## Exercise requirements
Repeat word for word the data from the line containing "Patent image size: (825, 523)." through the line containing "The rotary spring 20 is at (453, 322).", including both of those lines and nothing else.
[BEGIN]
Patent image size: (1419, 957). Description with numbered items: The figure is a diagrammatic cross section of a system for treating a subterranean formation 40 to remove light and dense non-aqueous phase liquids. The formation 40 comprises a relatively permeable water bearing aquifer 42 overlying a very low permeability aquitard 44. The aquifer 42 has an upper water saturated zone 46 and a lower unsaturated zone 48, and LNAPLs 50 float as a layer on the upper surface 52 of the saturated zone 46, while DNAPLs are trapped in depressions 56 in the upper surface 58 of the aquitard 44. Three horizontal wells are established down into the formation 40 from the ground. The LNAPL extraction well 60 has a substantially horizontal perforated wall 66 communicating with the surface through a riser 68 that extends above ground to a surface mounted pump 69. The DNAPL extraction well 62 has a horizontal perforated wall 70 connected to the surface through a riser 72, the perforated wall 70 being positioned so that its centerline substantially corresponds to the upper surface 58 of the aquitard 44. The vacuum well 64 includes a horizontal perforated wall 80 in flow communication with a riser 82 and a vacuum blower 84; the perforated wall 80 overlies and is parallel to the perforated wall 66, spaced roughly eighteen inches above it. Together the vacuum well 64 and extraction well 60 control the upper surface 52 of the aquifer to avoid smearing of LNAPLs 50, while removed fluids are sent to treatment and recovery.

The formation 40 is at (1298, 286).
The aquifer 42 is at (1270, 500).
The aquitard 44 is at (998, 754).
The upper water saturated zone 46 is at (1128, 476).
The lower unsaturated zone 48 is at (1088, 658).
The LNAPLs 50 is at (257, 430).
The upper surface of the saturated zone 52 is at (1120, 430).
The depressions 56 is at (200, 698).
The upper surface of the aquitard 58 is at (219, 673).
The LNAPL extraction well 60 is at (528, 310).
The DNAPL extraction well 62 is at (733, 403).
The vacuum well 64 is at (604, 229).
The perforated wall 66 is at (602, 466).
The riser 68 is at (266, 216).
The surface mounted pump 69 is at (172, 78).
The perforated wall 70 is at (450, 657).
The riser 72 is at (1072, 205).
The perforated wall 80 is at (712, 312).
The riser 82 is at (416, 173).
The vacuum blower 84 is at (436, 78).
[END]
[BEGIN]
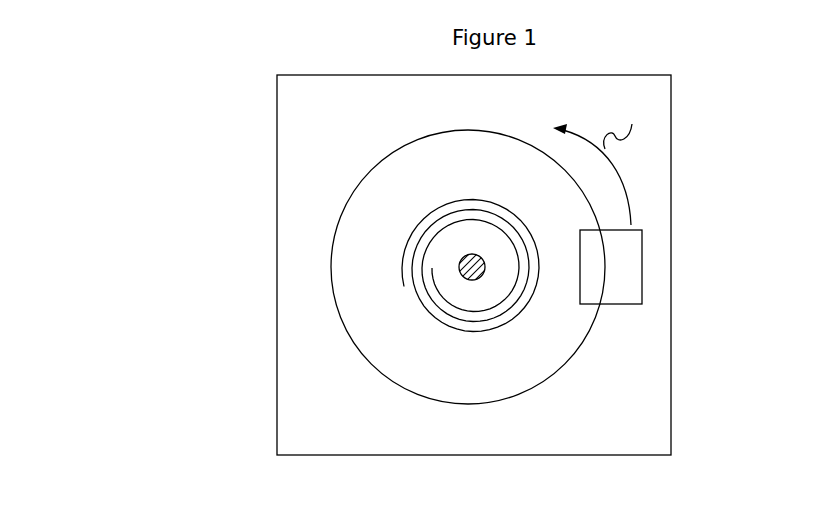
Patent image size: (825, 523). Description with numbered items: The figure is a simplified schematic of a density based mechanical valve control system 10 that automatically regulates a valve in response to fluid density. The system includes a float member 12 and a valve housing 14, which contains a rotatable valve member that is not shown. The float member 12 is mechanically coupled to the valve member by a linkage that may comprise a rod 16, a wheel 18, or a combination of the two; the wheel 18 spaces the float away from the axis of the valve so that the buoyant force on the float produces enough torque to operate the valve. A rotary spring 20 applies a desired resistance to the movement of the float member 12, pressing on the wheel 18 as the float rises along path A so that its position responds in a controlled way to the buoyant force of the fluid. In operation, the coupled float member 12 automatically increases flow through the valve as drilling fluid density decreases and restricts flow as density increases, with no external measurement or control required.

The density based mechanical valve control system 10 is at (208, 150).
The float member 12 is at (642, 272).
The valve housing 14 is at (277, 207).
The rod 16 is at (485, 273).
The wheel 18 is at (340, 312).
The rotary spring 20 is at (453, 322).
[END]
## Result for this task
Patent image size: (825, 523). Description with numbered items: The figure is a simplified schematic of a density based mechanical valve control system 10 that automatically regulates a valve in response to fluid density. The system includes a float member 12 and a valve housing 14, which contains a rotatable valve member that is not shown. The float member 12 is mechanically coupled to the valve member by a linkage that may comprise a rod 16, a wheel 18, or a combination of the two; the wheel 18 spaces the float away from the axis of the valve so that the buoyant force on the float produces enough torque to operate the valve. A rotary spring 20 applies a desired resistance to the movement of the float member 12, pressing on the wheel 18 as the float rises along path A so that its position responds in a controlled way to the buoyant force of the fluid. In operation, the coupled float member 12 automatically increases flow through the valve as drilling fluid density decreases and restricts flow as density increases, with no external measurement or control required.

The density based mechanical valve control system 10 is at (208, 150).
The float member 12 is at (642, 272).
The valve housing 14 is at (277, 207).
The rod 16 is at (485, 273).
The wheel 18 is at (340, 312).
The rotary spring 20 is at (453, 322).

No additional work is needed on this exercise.